TO BE DONE: Please retype the records below exactly, leaving out any pictures.
── ENTRIES
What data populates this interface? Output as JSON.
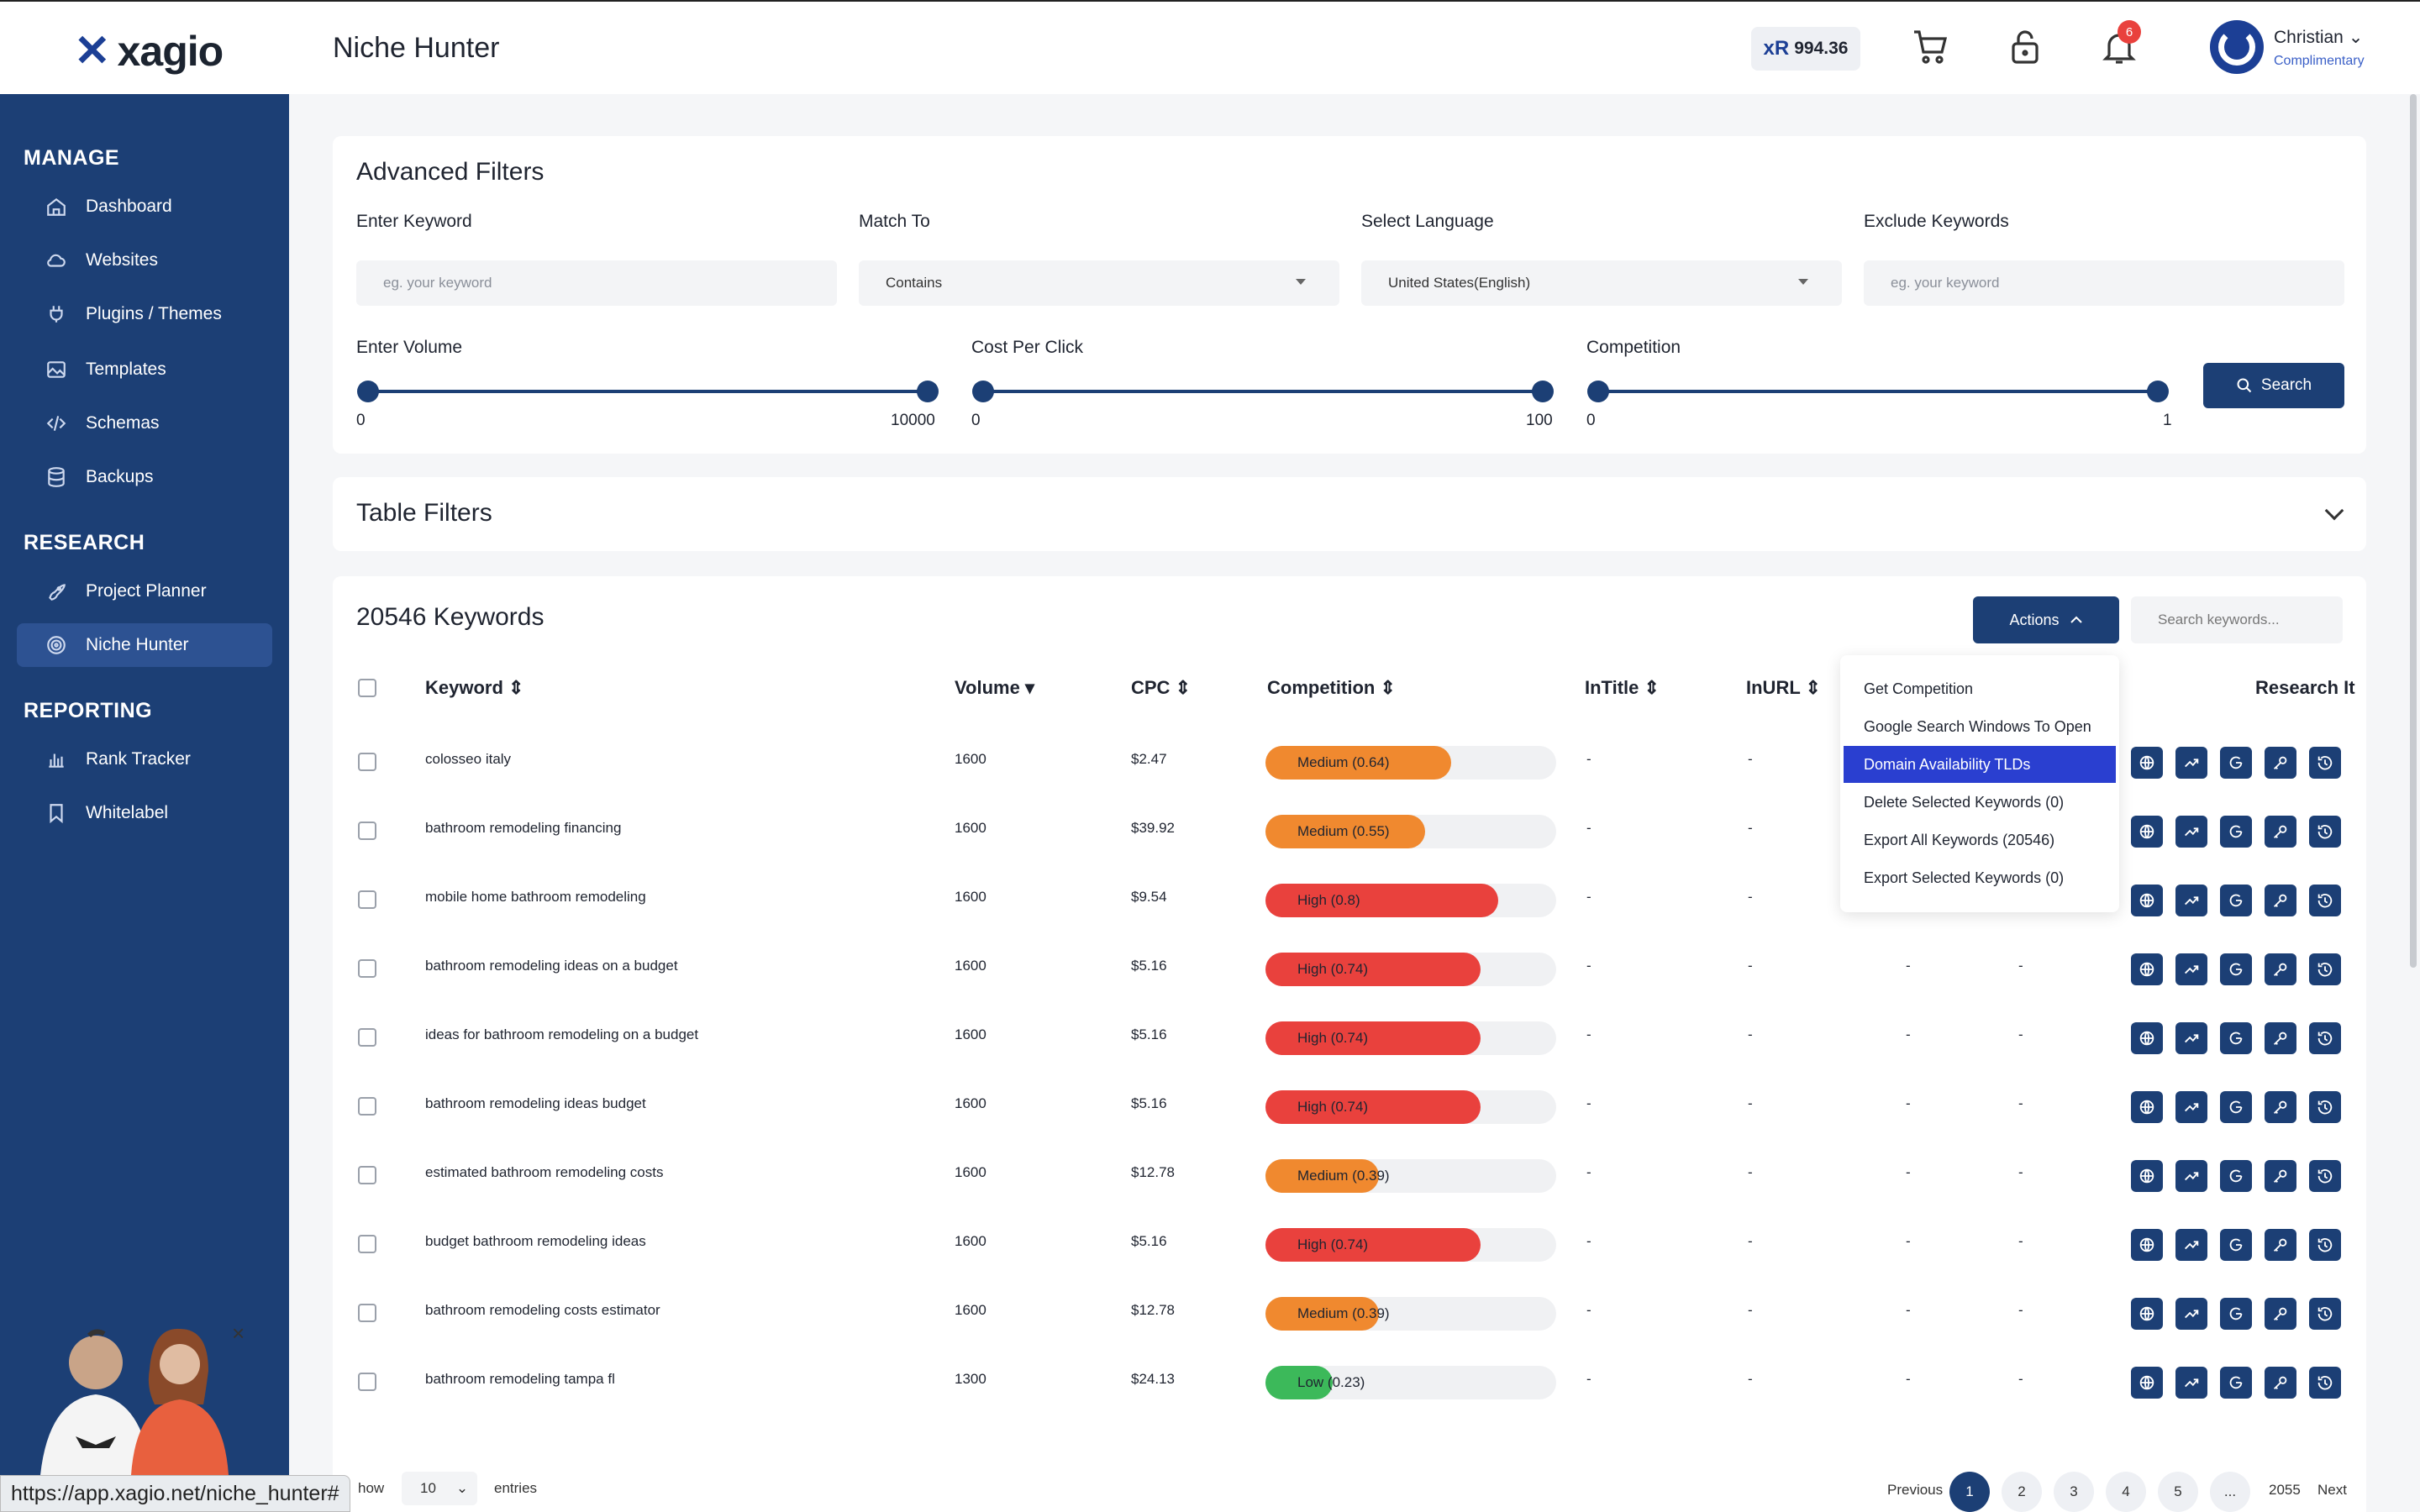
{
  "app": {
    "logo": "xagio",
    "page_title": "Niche Hunter"
  },
  "header": {
    "balance_prefix": "xR",
    "balance": "994.36",
    "notifications": "6",
    "user_name": "Christian",
    "user_plan": "Complimentary"
  },
  "sidebar": {
    "sections": [
      {
        "title": "MANAGE",
        "items": [
          "Dashboard",
          "Websites",
          "Plugins / Themes",
          "Templates",
          "Schemas",
          "Backups"
        ]
      },
      {
        "title": "RESEARCH",
        "items": [
          "Project Planner",
          "Niche Hunter"
        ]
      },
      {
        "title": "REPORTING",
        "items": [
          "Rank Tracker",
          "Whitelabel"
        ]
      }
    ],
    "active": "Niche Hunter"
  },
  "advanced_filters": {
    "title": "Advanced Filters",
    "keyword": {
      "label": "Enter Keyword",
      "placeholder": "eg. your keyword"
    },
    "match_to": {
      "label": "Match To",
      "value": "Contains"
    },
    "language": {
      "label": "Select Language",
      "value": "United States(English)"
    },
    "exclude": {
      "label": "Exclude Keywords",
      "placeholder": "eg. your keyword"
    },
    "volume": {
      "label": "Enter Volume",
      "min": "0",
      "max": "10000"
    },
    "cpc": {
      "label": "Cost Per Click",
      "min": "0",
      "max": "100"
    },
    "competition": {
      "label": "Competition",
      "min": "0",
      "max": "1"
    },
    "search_label": "Search"
  },
  "table_filters": {
    "title": "Table Filters"
  },
  "keywords": {
    "title": "20546 Keywords",
    "actions_label": "Actions",
    "search_placeholder": "Search keywords...",
    "columns": [
      "Keyword",
      "Volume",
      "CPC",
      "Competition",
      "InTitle",
      "InURL",
      "Research It"
    ],
    "rows": [
      {
        "keyword": "colosseo italy",
        "volume": "1600",
        "cpc": "$2.47",
        "comp": "Medium (0.64)",
        "level": 0.64,
        "color": "#f0892f",
        "intitle": "-",
        "inurl": "-",
        "c7": "",
        "c8": ""
      },
      {
        "keyword": "bathroom remodeling financing",
        "volume": "1600",
        "cpc": "$39.92",
        "comp": "Medium (0.55)",
        "level": 0.55,
        "color": "#f0892f",
        "intitle": "-",
        "inurl": "-",
        "c7": "",
        "c8": ""
      },
      {
        "keyword": "mobile home bathroom remodeling",
        "volume": "1600",
        "cpc": "$9.54",
        "comp": "High (0.8)",
        "level": 0.8,
        "color": "#e9413d",
        "intitle": "-",
        "inurl": "-",
        "c7": "-",
        "c8": "-"
      },
      {
        "keyword": "bathroom remodeling ideas on a budget",
        "volume": "1600",
        "cpc": "$5.16",
        "comp": "High (0.74)",
        "level": 0.74,
        "color": "#e9413d",
        "intitle": "-",
        "inurl": "-",
        "c7": "-",
        "c8": "-"
      },
      {
        "keyword": "ideas for bathroom remodeling on a budget",
        "volume": "1600",
        "cpc": "$5.16",
        "comp": "High (0.74)",
        "level": 0.74,
        "color": "#e9413d",
        "intitle": "-",
        "inurl": "-",
        "c7": "-",
        "c8": "-"
      },
      {
        "keyword": "bathroom remodeling ideas budget",
        "volume": "1600",
        "cpc": "$5.16",
        "comp": "High (0.74)",
        "level": 0.74,
        "color": "#e9413d",
        "intitle": "-",
        "inurl": "-",
        "c7": "-",
        "c8": "-"
      },
      {
        "keyword": "estimated bathroom remodeling costs",
        "volume": "1600",
        "cpc": "$12.78",
        "comp": "Medium (0.39)",
        "level": 0.39,
        "color": "#f0892f",
        "intitle": "-",
        "inurl": "-",
        "c7": "-",
        "c8": "-"
      },
      {
        "keyword": "budget bathroom remodeling ideas",
        "volume": "1600",
        "cpc": "$5.16",
        "comp": "High (0.74)",
        "level": 0.74,
        "color": "#e9413d",
        "intitle": "-",
        "inurl": "-",
        "c7": "-",
        "c8": "-"
      },
      {
        "keyword": "bathroom remodeling costs estimator",
        "volume": "1600",
        "cpc": "$12.78",
        "comp": "Medium (0.39)",
        "level": 0.39,
        "color": "#f0892f",
        "intitle": "-",
        "inurl": "-",
        "c7": "-",
        "c8": "-"
      },
      {
        "keyword": "bathroom remodeling tampa fl",
        "volume": "1300",
        "cpc": "$24.13",
        "comp": "Low (0.23)",
        "level": 0.23,
        "color": "#3cb95a",
        "intitle": "-",
        "inurl": "-",
        "c7": "-",
        "c8": "-"
      }
    ]
  },
  "actions_menu": {
    "items": [
      "Get Competition",
      "Google Search Windows To Open",
      "Domain Availability TLDs",
      "Delete Selected Keywords (0)",
      "Export All Keywords (20546)",
      "Export Selected Keywords (0)"
    ],
    "highlighted": "Domain Availability TLDs"
  },
  "footer": {
    "show_label": "how",
    "entries_value": "10",
    "entries_label": "entries",
    "previous": "Previous",
    "pages": [
      "1",
      "2",
      "3",
      "4",
      "5",
      "...",
      "2055"
    ],
    "next": "Next"
  },
  "statusbar": {
    "url": "https://app.xagio.net/niche_hunter#"
  },
  "colors": {
    "primary": "#1c3f75",
    "high": "#e9413d",
    "medium": "#f0892f",
    "low": "#3cb95a",
    "highlight": "#2a3fd0"
  }
}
────
REPLY TO THE EXERCISE:
What data populates this interface? Output as JSON.
{
  "app": {
    "logo": "xagio",
    "page_title": "Niche Hunter"
  },
  "header": {
    "balance_prefix": "xR",
    "balance": "994.36",
    "notifications": "6",
    "user_name": "Christian",
    "user_plan": "Complimentary"
  },
  "sidebar": {
    "sections": [
      {
        "title": "MANAGE",
        "items": [
          "Dashboard",
          "Websites",
          "Plugins / Themes",
          "Templates",
          "Schemas",
          "Backups"
        ]
      },
      {
        "title": "RESEARCH",
        "items": [
          "Project Planner",
          "Niche Hunter"
        ]
      },
      {
        "title": "REPORTING",
        "items": [
          "Rank Tracker",
          "Whitelabel"
        ]
      }
    ],
    "active": "Niche Hunter"
  },
  "advanced_filters": {
    "title": "Advanced Filters",
    "keyword": {
      "label": "Enter Keyword",
      "placeholder": "eg. your keyword"
    },
    "match_to": {
      "label": "Match To",
      "value": "Contains"
    },
    "language": {
      "label": "Select Language",
      "value": "United States(English)"
    },
    "exclude": {
      "label": "Exclude Keywords",
      "placeholder": "eg. your keyword"
    },
    "volume": {
      "label": "Enter Volume",
      "min": "0",
      "max": "10000"
    },
    "cpc": {
      "label": "Cost Per Click",
      "min": "0",
      "max": "100"
    },
    "competition": {
      "label": "Competition",
      "min": "0",
      "max": "1"
    },
    "search_label": "Search"
  },
  "table_filters": {
    "title": "Table Filters"
  },
  "keywords": {
    "title": "20546 Keywords",
    "actions_label": "Actions",
    "search_placeholder": "Search keywords...",
    "columns": [
      "Keyword",
      "Volume",
      "CPC",
      "Competition",
      "InTitle",
      "InURL",
      "Research It"
    ],
    "rows": [
      {
        "keyword": "colosseo italy",
        "volume": "1600",
        "cpc": "$2.47",
        "comp": "Medium (0.64)",
        "level": 0.64,
        "color": "#f0892f",
        "intitle": "-",
        "inurl": "-",
        "c7": "",
        "c8": ""
      },
      {
        "keyword": "bathroom remodeling financing",
        "volume": "1600",
        "cpc": "$39.92",
        "comp": "Medium (0.55)",
        "level": 0.55,
        "color": "#f0892f",
        "intitle": "-",
        "inurl": "-",
        "c7": "",
        "c8": ""
      },
      {
        "keyword": "mobile home bathroom remodeling",
        "volume": "1600",
        "cpc": "$9.54",
        "comp": "High (0.8)",
        "level": 0.8,
        "color": "#e9413d",
        "intitle": "-",
        "inurl": "-",
        "c7": "-",
        "c8": "-"
      },
      {
        "keyword": "bathroom remodeling ideas on a budget",
        "volume": "1600",
        "cpc": "$5.16",
        "comp": "High (0.74)",
        "level": 0.74,
        "color": "#e9413d",
        "intitle": "-",
        "inurl": "-",
        "c7": "-",
        "c8": "-"
      },
      {
        "keyword": "ideas for bathroom remodeling on a budget",
        "volume": "1600",
        "cpc": "$5.16",
        "comp": "High (0.74)",
        "level": 0.74,
        "color": "#e9413d",
        "intitle": "-",
        "inurl": "-",
        "c7": "-",
        "c8": "-"
      },
      {
        "keyword": "bathroom remodeling ideas budget",
        "volume": "1600",
        "cpc": "$5.16",
        "comp": "High (0.74)",
        "level": 0.74,
        "color": "#e9413d",
        "intitle": "-",
        "inurl": "-",
        "c7": "-",
        "c8": "-"
      },
      {
        "keyword": "estimated bathroom remodeling costs",
        "volume": "1600",
        "cpc": "$12.78",
        "comp": "Medium (0.39)",
        "level": 0.39,
        "color": "#f0892f",
        "intitle": "-",
        "inurl": "-",
        "c7": "-",
        "c8": "-"
      },
      {
        "keyword": "budget bathroom remodeling ideas",
        "volume": "1600",
        "cpc": "$5.16",
        "comp": "High (0.74)",
        "level": 0.74,
        "color": "#e9413d",
        "intitle": "-",
        "inurl": "-",
        "c7": "-",
        "c8": "-"
      },
      {
        "keyword": "bathroom remodeling costs estimator",
        "volume": "1600",
        "cpc": "$12.78",
        "comp": "Medium (0.39)",
        "level": 0.39,
        "color": "#f0892f",
        "intitle": "-",
        "inurl": "-",
        "c7": "-",
        "c8": "-"
      },
      {
        "keyword": "bathroom remodeling tampa fl",
        "volume": "1300",
        "cpc": "$24.13",
        "comp": "Low (0.23)",
        "level": 0.23,
        "color": "#3cb95a",
        "intitle": "-",
        "inurl": "-",
        "c7": "-",
        "c8": "-"
      }
    ]
  },
  "actions_menu": {
    "items": [
      "Get Competition",
      "Google Search Windows To Open",
      "Domain Availability TLDs",
      "Delete Selected Keywords (0)",
      "Export All Keywords (20546)",
      "Export Selected Keywords (0)"
    ],
    "highlighted": "Domain Availability TLDs"
  },
  "footer": {
    "show_label": "how",
    "entries_value": "10",
    "entries_label": "entries",
    "previous": "Previous",
    "pages": [
      "1",
      "2",
      "3",
      "4",
      "5",
      "...",
      "2055"
    ],
    "next": "Next"
  },
  "statusbar": {
    "url": "https://app.xagio.net/niche_hunter#"
  },
  "colors": {
    "primary": "#1c3f75",
    "high": "#e9413d",
    "medium": "#f0892f",
    "low": "#3cb95a",
    "highlight": "#2a3fd0"
  }
}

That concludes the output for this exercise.